**DATA FOR PROCESSING**
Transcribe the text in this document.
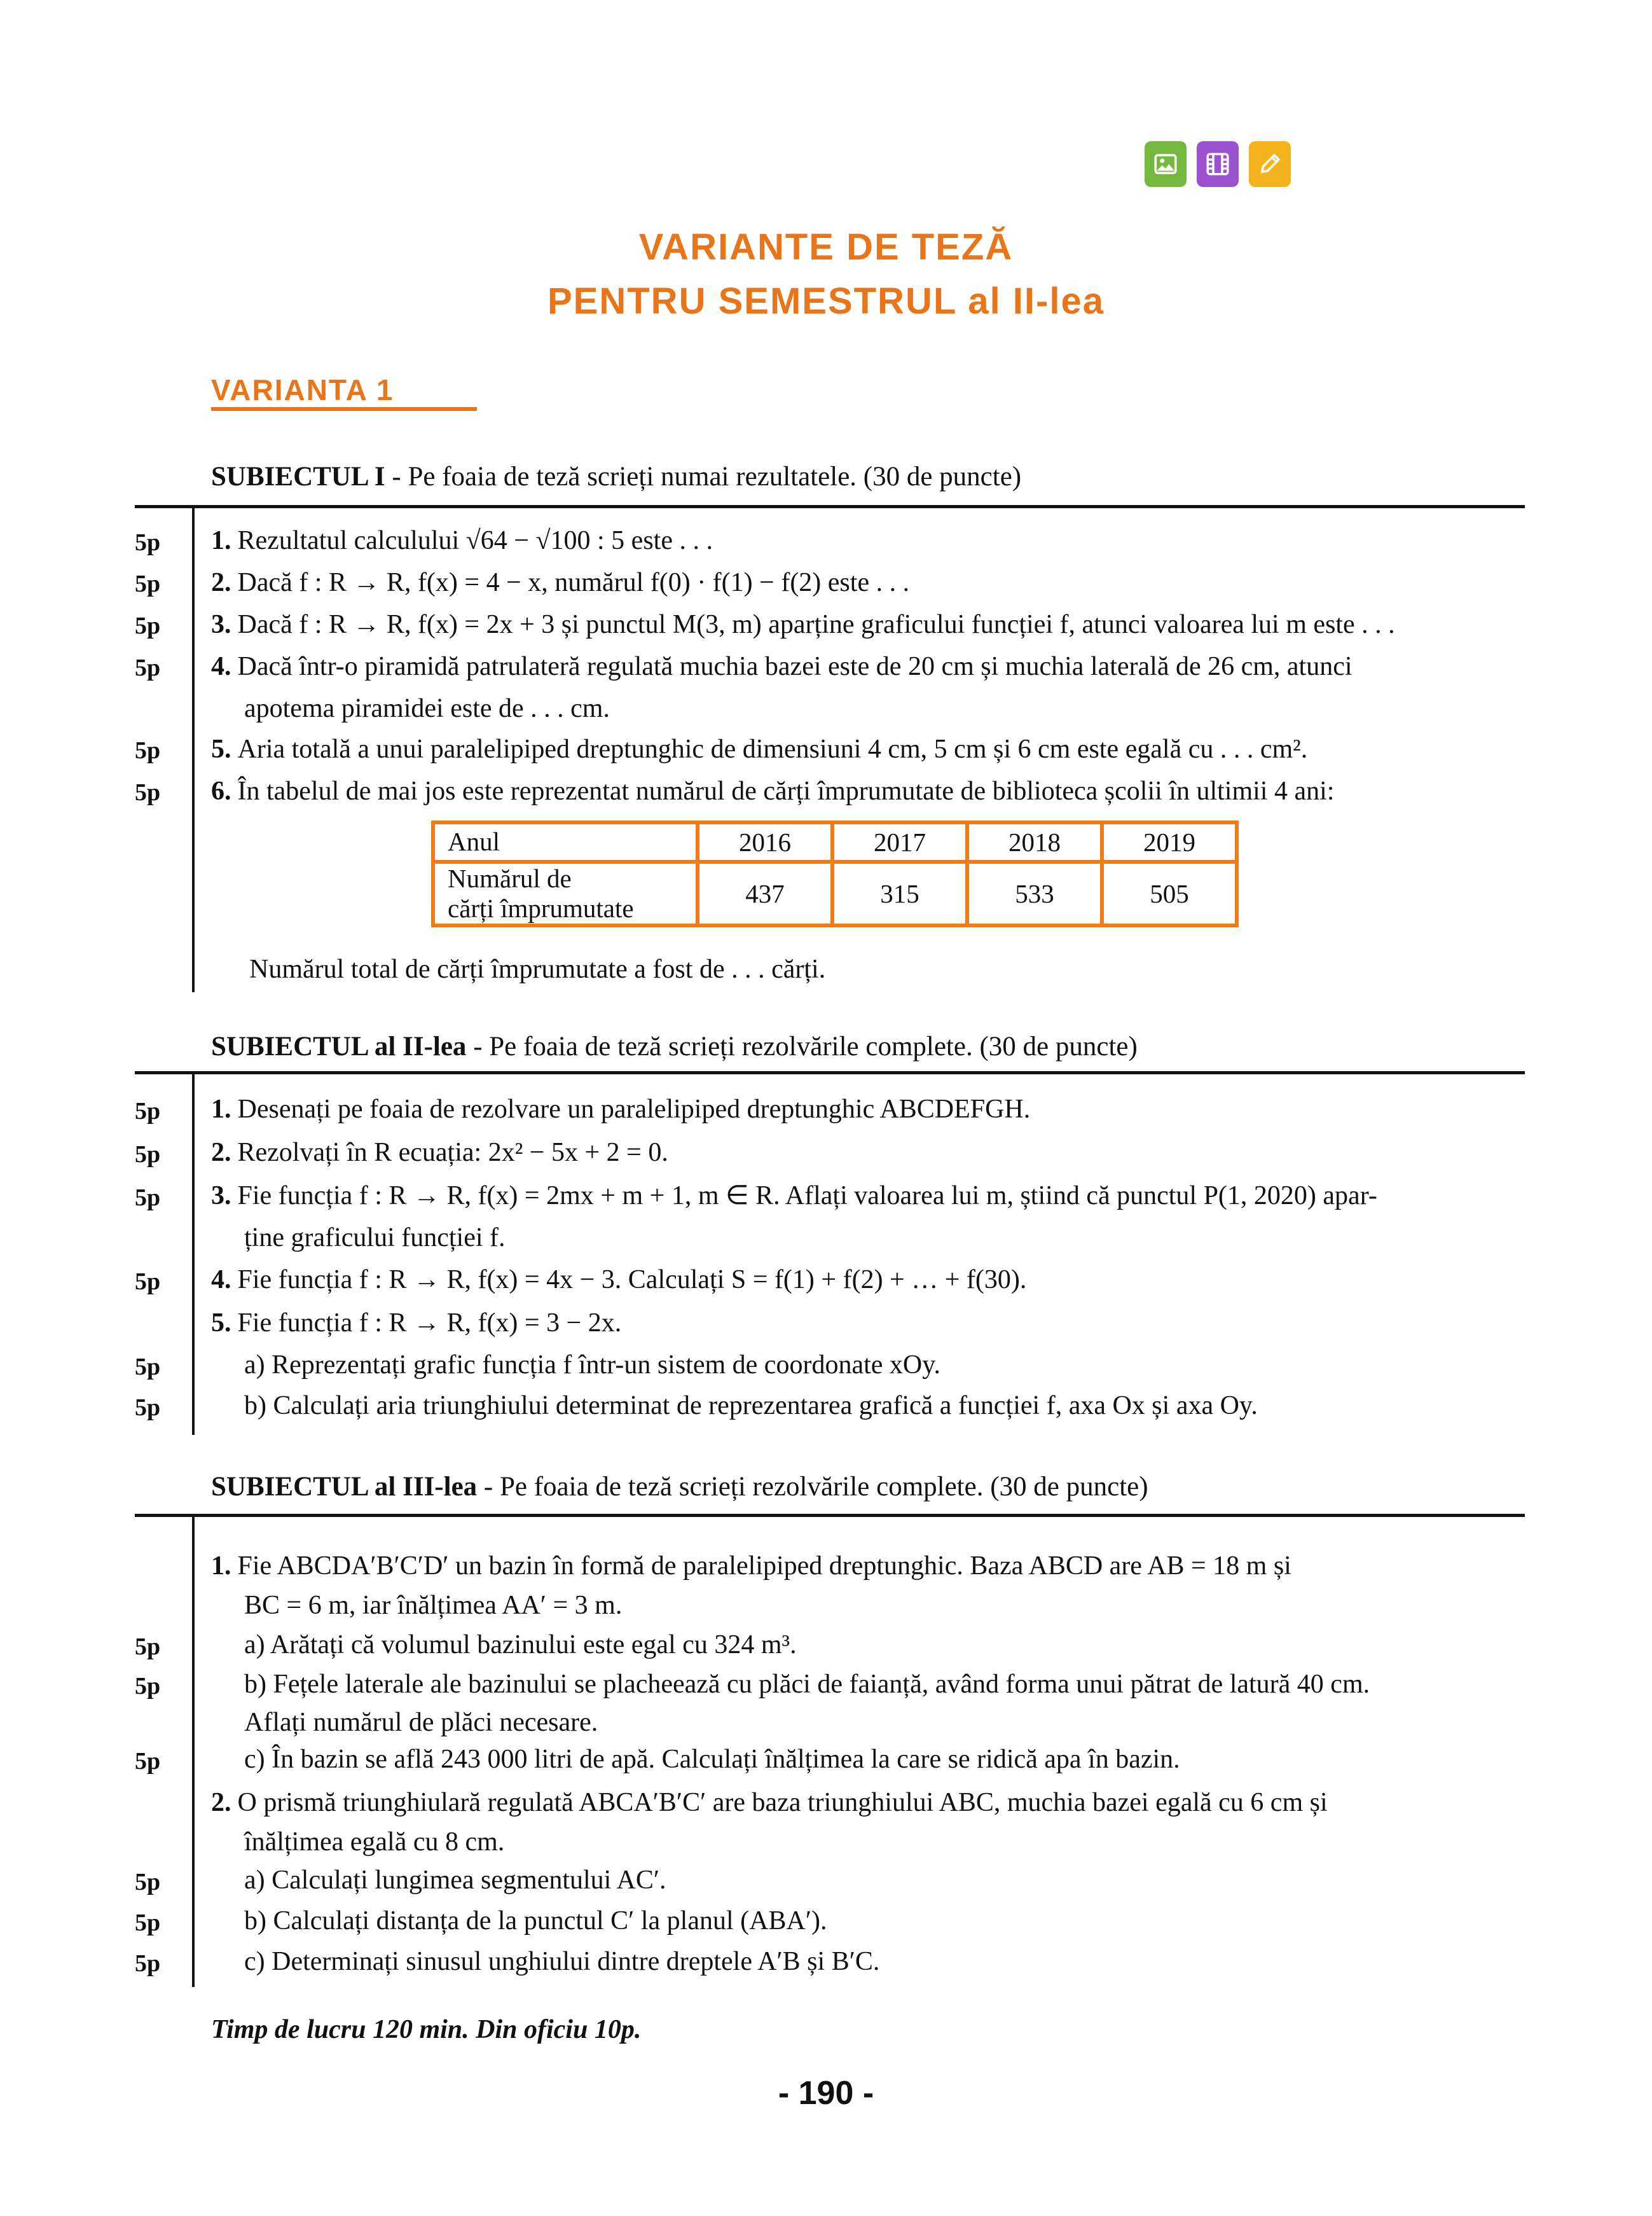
VARIANTE DE TEZĂ
PENTRU SEMESTRUL al II-lea
VARIANTA 1
SUBIECTUL I - Pe foaia de teză scrieți numai rezultatele. (30 de puncte)
5p
5p
5p
5p
5p
5p
1. Rezultatul calculului √64 − √100 : 5 este . . .
2. Dacă f : R → R, f(x) = 4 − x, numărul f(0) · f(1) − f(2) este . . .
3. Dacă f : R → R, f(x) = 2x + 3 și punctul M(3, m) aparține graficului funcției f, atunci valoarea lui m este . . .
4. Dacă într-o piramidă patrulateră regulată muchia bazei este de 20 cm și muchia laterală de 26 cm, atunci
apotema piramidei este de . . . cm.
5. Aria totală a unui paralelipiped dreptunghic de dimensiuni 4 cm, 5 cm și 6 cm este egală cu . . . cm².
6. În tabelul de mai jos este reprezentat numărul de cărți împrumutate de biblioteca școlii în ultimii 4 ani:
Anul	2016	2017	2018	2019

Numărul de
cărți împrumutate	437	315	533	505
Numărul total de cărți împrumutate a fost de . . . cărți.
SUBIECTUL al II-lea - Pe foaia de teză scrieți rezolvările complete. (30 de puncte)
5p
5p
5p
5p
5p
5p
1. Desenați pe foaia de rezolvare un paralelipiped dreptunghic ABCDEFGH.
2. Rezolvați în R ecuația: 2x² − 5x + 2 = 0.
3. Fie funcția f : R → R, f(x) = 2mx + m + 1, m ∈ R. Aflați valoarea lui m, știind că punctul P(1, 2020) apar-
ține graficului funcției f.
4. Fie funcția f : R → R, f(x) = 4x − 3. Calculați S = f(1) + f(2) + … + f(30).
5. Fie funcția f : R → R, f(x) = 3 − 2x.
a) Reprezentați grafic funcția f într-un sistem de coordonate xOy.
b) Calculați aria triunghiului determinat de reprezentarea grafică a funcției f, axa Ox și axa Oy.
SUBIECTUL al III-lea - Pe foaia de teză scrieți rezolvările complete. (30 de puncte)
5p
5p
5p
5p
5p
5p
1. Fie ABCDA′B′C′D′ un bazin în formă de paralelipiped dreptunghic. Baza ABCD are AB = 18 m și
BC = 6 m, iar înălțimea AA′ = 3 m.
a) Arătați că volumul bazinului este egal cu 324 m³.
b) Fețele laterale ale bazinului se placheează cu plăci de faianță, având forma unui pătrat de latură 40 cm.
Aflați numărul de plăci necesare.
c) În bazin se află 243 000 litri de apă. Calculați înălțimea la care se ridică apa în bazin.
2. O prismă triunghiulară regulată ABCA′B′C′ are baza triunghiului ABC, muchia bazei egală cu 6 cm și
înălțimea egală cu 8 cm.
a) Calculați lungimea segmentului AC′.
b) Calculați distanța de la punctul C′ la planul (ABA′).
c) Determinați sinusul unghiului dintre dreptele A′B și B′C.
Timp de lucru 120 min. Din oficiu 10p.
- 190 -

**TASK OBJECTIVE**
Reproduce each line from the records that contains the word "scrieți".

**EXERCISE SOLUTION**
SUBIECTUL I - Pe foaia de teză scrieți numai rezultatele. (30 de puncte)
SUBIECTUL al II-lea - Pe foaia de teză scrieți rezolvările complete. (30 de puncte)
SUBIECTUL al III-lea - Pe foaia de teză scrieți rezolvările complete. (30 de puncte)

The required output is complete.